STATED TASK
Can you transcribe every entry word for word, skipping the images?

DATASET
===============
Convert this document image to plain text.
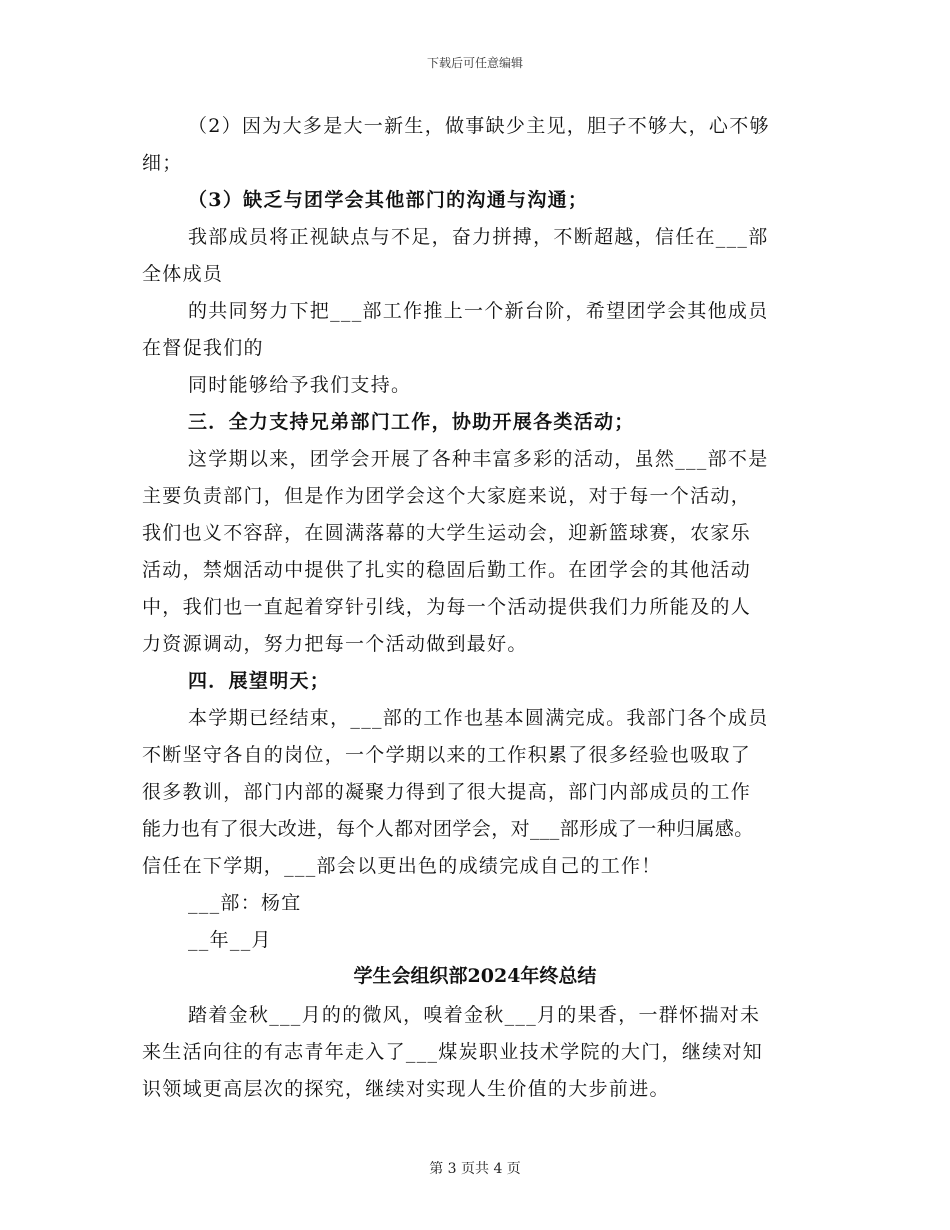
下载后可任意编辑
（2）因为大多是大一新生，做事缺少主见，胆子不够大，心不够
细；
（3）缺乏与团学会其他部门的沟通与沟通；
我部成员将正视缺点与不足，奋力拼搏，不断超越，信任在___部
全体成员
的共同努力下把___部工作推上一个新台阶，希望团学会其他成员
在督促我们的
同时能够给予我们支持。
三．全力支持兄弟部门工作，协助开展各类活动；
这学期以来，团学会开展了各种丰富多彩的活动，虽然___部不是
主要负责部门，但是作为团学会这个大家庭来说，对于每一个活动，
我们也义不容辞，在圆满落幕的大学生运动会，迎新篮球赛，农家乐
活动，禁烟活动中提供了扎实的稳固后勤工作。在团学会的其他活动
中，我们也一直起着穿针引线，为每一个活动提供我们力所能及的人
力资源调动，努力把每一个活动做到最好。
四．展望明天；
本学期已经结束，___部的工作也基本圆满完成。我部门各个成员
不断坚守各自的岗位，一个学期以来的工作积累了很多经验也吸取了
很多教训，部门内部的凝聚力得到了很大提高，部门内部成员的工作
能力也有了很大改进，每个人都对团学会，对___部形成了一种归属感。
信任在下学期，___部会以更出色的成绩完成自己的工作！
___部：杨宜
__年__月
学生会组织部2024年终总结
踏着金秋___月的的微风，嗅着金秋___月的果香，一群怀揣对未
来生活向往的有志青年走入了___煤炭职业技术学院的大门，继续对知
识领域更高层次的探究，继续对实现人生价值的大步前进。
第 3 页共 4 页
===============
TASK SOLUTION
Convert this document image to plain text.
下载后可任意编辑
（2）因为大多是大一新生，做事缺少主见，胆子不够大，心不够
细；
（3）缺乏与团学会其他部门的沟通与沟通；
我部成员将正视缺点与不足，奋力拼搏，不断超越，信任在___部
全体成员
的共同努力下把___部工作推上一个新台阶，希望团学会其他成员
在督促我们的
同时能够给予我们支持。
三．全力支持兄弟部门工作，协助开展各类活动；
这学期以来，团学会开展了各种丰富多彩的活动，虽然___部不是
主要负责部门，但是作为团学会这个大家庭来说，对于每一个活动，
我们也义不容辞，在圆满落幕的大学生运动会，迎新篮球赛，农家乐
活动，禁烟活动中提供了扎实的稳固后勤工作。在团学会的其他活动
中，我们也一直起着穿针引线，为每一个活动提供我们力所能及的人
力资源调动，努力把每一个活动做到最好。
四．展望明天；
本学期已经结束，___部的工作也基本圆满完成。我部门各个成员
不断坚守各自的岗位，一个学期以来的工作积累了很多经验也吸取了
很多教训，部门内部的凝聚力得到了很大提高，部门内部成员的工作
能力也有了很大改进，每个人都对团学会，对___部形成了一种归属感。
信任在下学期，___部会以更出色的成绩完成自己的工作！
___部：杨宜
__年__月
学生会组织部2024年终总结
踏着金秋___月的的微风，嗅着金秋___月的果香，一群怀揣对未
来生活向往的有志青年走入了___煤炭职业技术学院的大门，继续对知
识领域更高层次的探究，继续对实现人生价值的大步前进。
第 3 页共 4 页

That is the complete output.